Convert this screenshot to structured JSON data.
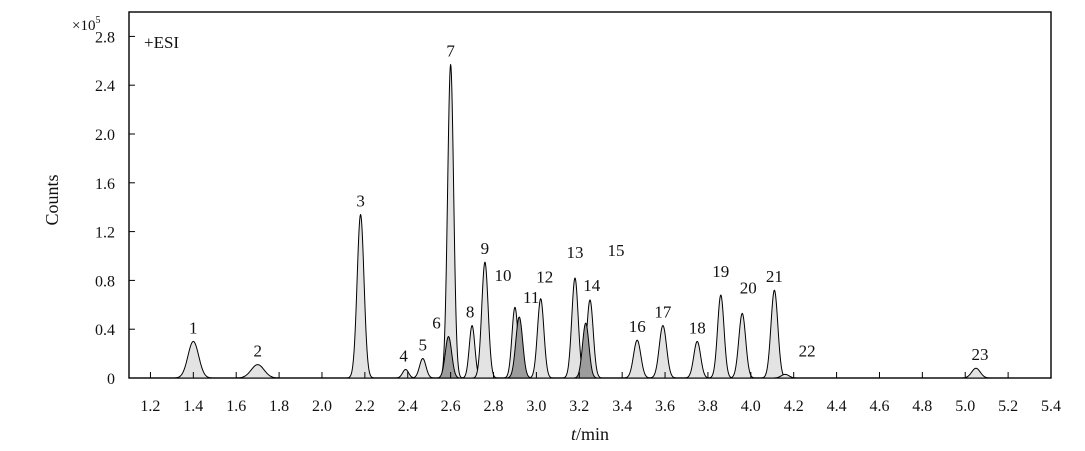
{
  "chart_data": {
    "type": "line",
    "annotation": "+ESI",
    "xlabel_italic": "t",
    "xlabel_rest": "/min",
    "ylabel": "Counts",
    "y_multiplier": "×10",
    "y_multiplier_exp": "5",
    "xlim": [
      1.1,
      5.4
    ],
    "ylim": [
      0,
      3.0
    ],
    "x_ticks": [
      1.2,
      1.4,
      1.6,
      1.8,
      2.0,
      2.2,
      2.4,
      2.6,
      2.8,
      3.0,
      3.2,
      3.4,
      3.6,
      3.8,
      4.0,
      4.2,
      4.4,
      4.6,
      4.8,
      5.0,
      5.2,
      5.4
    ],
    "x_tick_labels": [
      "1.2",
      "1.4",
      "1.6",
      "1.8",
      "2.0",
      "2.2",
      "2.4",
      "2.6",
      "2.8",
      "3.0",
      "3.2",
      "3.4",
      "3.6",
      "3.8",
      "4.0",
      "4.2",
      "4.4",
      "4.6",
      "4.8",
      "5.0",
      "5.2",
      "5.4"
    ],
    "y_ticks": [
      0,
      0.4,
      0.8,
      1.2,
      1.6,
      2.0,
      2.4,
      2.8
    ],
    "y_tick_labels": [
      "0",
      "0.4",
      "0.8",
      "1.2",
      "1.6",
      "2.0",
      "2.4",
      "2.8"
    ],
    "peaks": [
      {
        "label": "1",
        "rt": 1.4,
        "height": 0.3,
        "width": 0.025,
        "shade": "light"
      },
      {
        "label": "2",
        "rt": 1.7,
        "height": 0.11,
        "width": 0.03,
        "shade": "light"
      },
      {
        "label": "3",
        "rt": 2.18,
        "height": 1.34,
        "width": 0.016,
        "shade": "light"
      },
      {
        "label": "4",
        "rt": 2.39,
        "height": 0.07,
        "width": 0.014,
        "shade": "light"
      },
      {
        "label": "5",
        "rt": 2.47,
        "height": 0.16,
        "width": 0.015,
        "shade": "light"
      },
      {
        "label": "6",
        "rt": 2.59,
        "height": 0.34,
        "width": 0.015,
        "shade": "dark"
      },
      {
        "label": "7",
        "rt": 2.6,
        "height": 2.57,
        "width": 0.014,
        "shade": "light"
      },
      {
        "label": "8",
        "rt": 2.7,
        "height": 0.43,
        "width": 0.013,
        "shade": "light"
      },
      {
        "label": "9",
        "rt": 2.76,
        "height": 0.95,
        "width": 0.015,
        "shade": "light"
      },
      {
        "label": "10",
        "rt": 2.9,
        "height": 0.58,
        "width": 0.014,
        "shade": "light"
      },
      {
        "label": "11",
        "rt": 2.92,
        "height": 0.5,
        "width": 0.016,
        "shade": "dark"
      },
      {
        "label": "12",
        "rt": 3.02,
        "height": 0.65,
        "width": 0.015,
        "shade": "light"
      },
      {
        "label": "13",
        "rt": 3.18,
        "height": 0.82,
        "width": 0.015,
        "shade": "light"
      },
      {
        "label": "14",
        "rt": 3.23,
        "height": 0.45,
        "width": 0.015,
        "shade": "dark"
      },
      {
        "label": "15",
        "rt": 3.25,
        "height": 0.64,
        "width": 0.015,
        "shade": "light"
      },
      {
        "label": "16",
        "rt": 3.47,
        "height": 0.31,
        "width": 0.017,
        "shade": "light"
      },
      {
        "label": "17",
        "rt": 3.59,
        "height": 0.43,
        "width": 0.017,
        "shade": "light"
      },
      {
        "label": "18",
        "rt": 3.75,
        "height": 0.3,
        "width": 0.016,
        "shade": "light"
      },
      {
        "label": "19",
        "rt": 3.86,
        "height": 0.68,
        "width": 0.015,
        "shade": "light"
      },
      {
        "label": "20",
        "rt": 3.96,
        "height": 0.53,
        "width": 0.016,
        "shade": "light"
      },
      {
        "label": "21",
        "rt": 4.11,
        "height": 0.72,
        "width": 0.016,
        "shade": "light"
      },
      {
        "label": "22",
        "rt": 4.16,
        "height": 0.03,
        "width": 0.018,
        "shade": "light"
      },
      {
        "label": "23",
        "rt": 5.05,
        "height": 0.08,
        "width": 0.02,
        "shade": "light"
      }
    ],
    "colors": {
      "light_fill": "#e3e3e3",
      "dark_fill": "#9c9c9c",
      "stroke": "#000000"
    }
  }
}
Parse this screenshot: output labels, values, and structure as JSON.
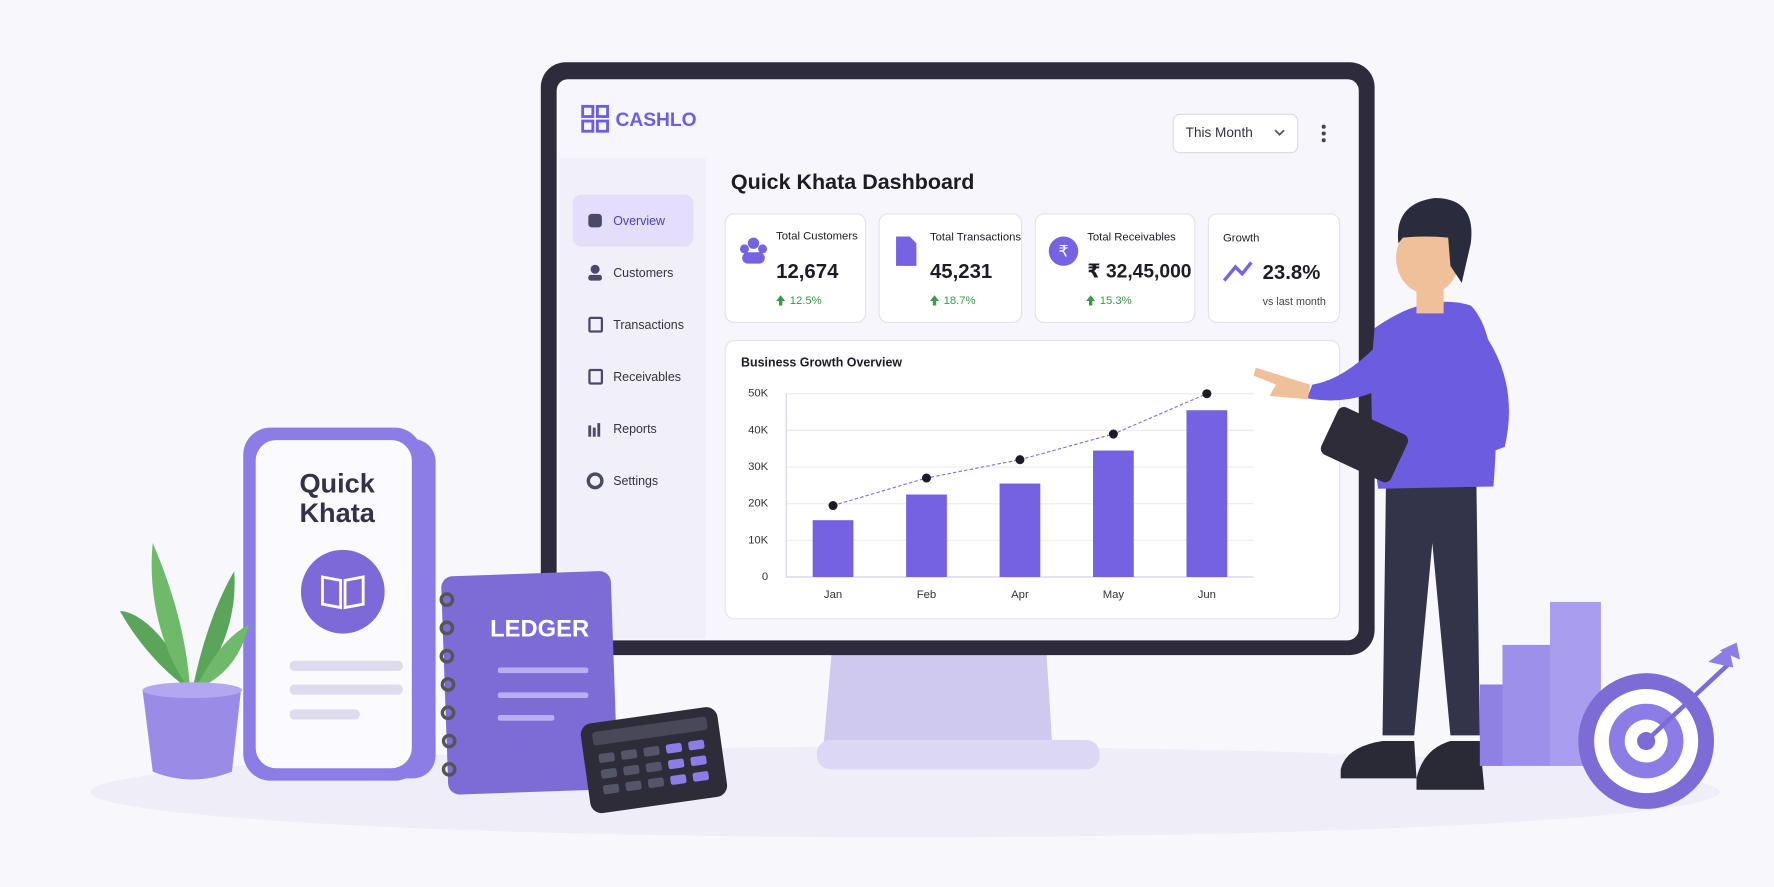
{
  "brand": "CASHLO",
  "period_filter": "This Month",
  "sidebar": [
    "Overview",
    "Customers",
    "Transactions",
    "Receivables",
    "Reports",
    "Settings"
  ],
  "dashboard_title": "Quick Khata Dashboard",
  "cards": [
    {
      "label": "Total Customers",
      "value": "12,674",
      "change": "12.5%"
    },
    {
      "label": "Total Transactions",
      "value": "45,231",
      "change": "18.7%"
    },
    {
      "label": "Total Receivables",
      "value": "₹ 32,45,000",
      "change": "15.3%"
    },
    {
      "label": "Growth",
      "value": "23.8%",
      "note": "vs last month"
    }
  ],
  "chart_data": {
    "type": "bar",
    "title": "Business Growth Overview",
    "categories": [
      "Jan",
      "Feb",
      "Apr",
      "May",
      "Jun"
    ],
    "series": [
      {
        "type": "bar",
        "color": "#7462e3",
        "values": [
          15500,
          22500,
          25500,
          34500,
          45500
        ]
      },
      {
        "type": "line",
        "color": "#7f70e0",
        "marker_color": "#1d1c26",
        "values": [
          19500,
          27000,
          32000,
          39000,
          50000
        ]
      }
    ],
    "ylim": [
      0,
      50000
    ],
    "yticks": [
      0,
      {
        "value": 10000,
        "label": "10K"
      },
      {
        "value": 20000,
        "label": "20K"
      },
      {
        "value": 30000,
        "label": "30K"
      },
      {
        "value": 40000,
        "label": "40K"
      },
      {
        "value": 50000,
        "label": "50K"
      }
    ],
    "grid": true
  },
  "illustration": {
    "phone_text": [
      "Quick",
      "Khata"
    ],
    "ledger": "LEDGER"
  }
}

+ + + + + + +

Without the pictures, output the full listing exactly as it stands.

Convert this screenshot to structured JSON data.
{
  "chart_data": {
    "type": "line",
    "annotation": "+ESI",
    "xlabel_italic": "t",
    "xlabel_rest": "/min",
    "ylabel": "Counts",
    "y_multiplier": "×10",
    "y_multiplier_exp": "5",
    "xlim": [
      1.1,
      5.4
    ],
    "ylim": [
      0,
      3.0
    ],
    "x_ticks": [
      1.2,
      1.4,
      1.6,
      1.8,
      2.0,
      2.2,
      2.4,
      2.6,
      2.8,
      3.0,
      3.2,
      3.4,
      3.6,
      3.8,
      4.0,
      4.2,
      4.4,
      4.6,
      4.8,
      5.0,
      5.2,
      5.4
    ],
    "x_tick_labels": [
      "1.2",
      "1.4",
      "1.6",
      "1.8",
      "2.0",
      "2.2",
      "2.4",
      "2.6",
      "2.8",
      "3.0",
      "3.2",
      "3.4",
      "3.6",
      "3.8",
      "4.0",
      "4.2",
      "4.4",
      "4.6",
      "4.8",
      "5.0",
      "5.2",
      "5.4"
    ],
    "y_ticks": [
      0,
      0.4,
      0.8,
      1.2,
      1.6,
      2.0,
      2.4,
      2.8
    ],
    "y_tick_labels": [
      "0",
      "0.4",
      "0.8",
      "1.2",
      "1.6",
      "2.0",
      "2.4",
      "2.8"
    ],
    "peaks": [
      {
        "label": "1",
        "rt": 1.4,
        "height": 0.3,
        "width": 0.025,
        "shade": "light"
      },
      {
        "label": "2",
        "rt": 1.7,
        "height": 0.11,
        "width": 0.03,
        "shade": "light"
      },
      {
        "label": "3",
        "rt": 2.18,
        "height": 1.34,
        "width": 0.016,
        "shade": "light"
      },
      {
        "label": "4",
        "rt": 2.39,
        "height": 0.07,
        "width": 0.014,
        "shade": "light"
      },
      {
        "label": "5",
        "rt": 2.47,
        "height": 0.16,
        "width": 0.015,
        "shade": "light"
      },
      {
        "label": "6",
        "rt": 2.59,
        "height": 0.34,
        "width": 0.015,
        "shade": "dark"
      },
      {
        "label": "7",
        "rt": 2.6,
        "height": 2.57,
        "width": 0.014,
        "shade": "light"
      },
      {
        "label": "8",
        "rt": 2.7,
        "height": 0.43,
        "width": 0.013,
        "shade": "light"
      },
      {
        "label": "9",
        "rt": 2.76,
        "height": 0.95,
        "width": 0.015,
        "shade": "light"
      },
      {
        "label": "10",
        "rt": 2.9,
        "height": 0.58,
        "width": 0.014,
        "shade": "light"
      },
      {
        "label": "11",
        "rt": 2.92,
        "height": 0.5,
        "width": 0.016,
        "shade": "dark"
      },
      {
        "label": "12",
        "rt": 3.02,
        "height": 0.65,
        "width": 0.015,
        "shade": "light"
      },
      {
        "label": "13",
        "rt": 3.18,
        "height": 0.82,
        "width": 0.015,
        "shade": "light"
      },
      {
        "label": "14",
        "rt": 3.23,
        "height": 0.45,
        "width": 0.015,
        "shade": "dark"
      },
      {
        "label": "15",
        "rt": 3.25,
        "height": 0.64,
        "width": 0.015,
        "shade": "light"
      },
      {
        "label": "16",
        "rt": 3.47,
        "height": 0.31,
        "width": 0.017,
        "shade": "light"
      },
      {
        "label": "17",
        "rt": 3.59,
        "height": 0.43,
        "width": 0.017,
        "shade": "light"
      },
      {
        "label": "18",
        "rt": 3.75,
        "height": 0.3,
        "width": 0.016,
        "shade": "light"
      },
      {
        "label": "19",
        "rt": 3.86,
        "height": 0.68,
        "width": 0.015,
        "shade": "light"
      },
      {
        "label": "20",
        "rt": 3.96,
        "height": 0.53,
        "width": 0.016,
        "shade": "light"
      },
      {
        "label": "21",
        "rt": 4.11,
        "height": 0.72,
        "width": 0.016,
        "shade": "light"
      },
      {
        "label": "22",
        "rt": 4.16,
        "height": 0.03,
        "width": 0.018,
        "shade": "light"
      },
      {
        "label": "23",
        "rt": 5.05,
        "height": 0.08,
        "width": 0.02,
        "shade": "light"
      }
    ],
    "colors": {
      "light_fill": "#e3e3e3",
      "dark_fill": "#9c9c9c",
      "stroke": "#000000"
    }
  }
}
Parse this screenshot: output labels, values, and structure as JSON.
{
  "brand": "CASHLO",
  "period_filter": "This Month",
  "sidebar": [
    "Overview",
    "Customers",
    "Transactions",
    "Receivables",
    "Reports",
    "Settings"
  ],
  "dashboard_title": "Quick Khata Dashboard",
  "cards": [
    {
      "label": "Total Customers",
      "value": "12,674",
      "change": "12.5%"
    },
    {
      "label": "Total Transactions",
      "value": "45,231",
      "change": "18.7%"
    },
    {
      "label": "Total Receivables",
      "value": "₹ 32,45,000",
      "change": "15.3%"
    },
    {
      "label": "Growth",
      "value": "23.8%",
      "note": "vs last month"
    }
  ],
  "chart_data": {
    "type": "bar",
    "title": "Business Growth Overview",
    "categories": [
      "Jan",
      "Feb",
      "Apr",
      "May",
      "Jun"
    ],
    "series": [
      {
        "type": "bar",
        "color": "#7462e3",
        "values": [
          15500,
          22500,
          25500,
          34500,
          45500
        ]
      },
      {
        "type": "line",
        "color": "#7f70e0",
        "marker_color": "#1d1c26",
        "values": [
          19500,
          27000,
          32000,
          39000,
          50000
        ]
      }
    ],
    "ylim": [
      0,
      50000
    ],
    "yticks": [
      0,
      {
        "value": 10000,
        "label": "10K"
      },
      {
        "value": 20000,
        "label": "20K"
      },
      {
        "value": 30000,
        "label": "30K"
      },
      {
        "value": 40000,
        "label": "40K"
      },
      {
        "value": 50000,
        "label": "50K"
      }
    ],
    "grid": true
  },
  "illustration": {
    "phone_text": [
      "Quick",
      "Khata"
    ],
    "ledger": "LEDGER"
  }
}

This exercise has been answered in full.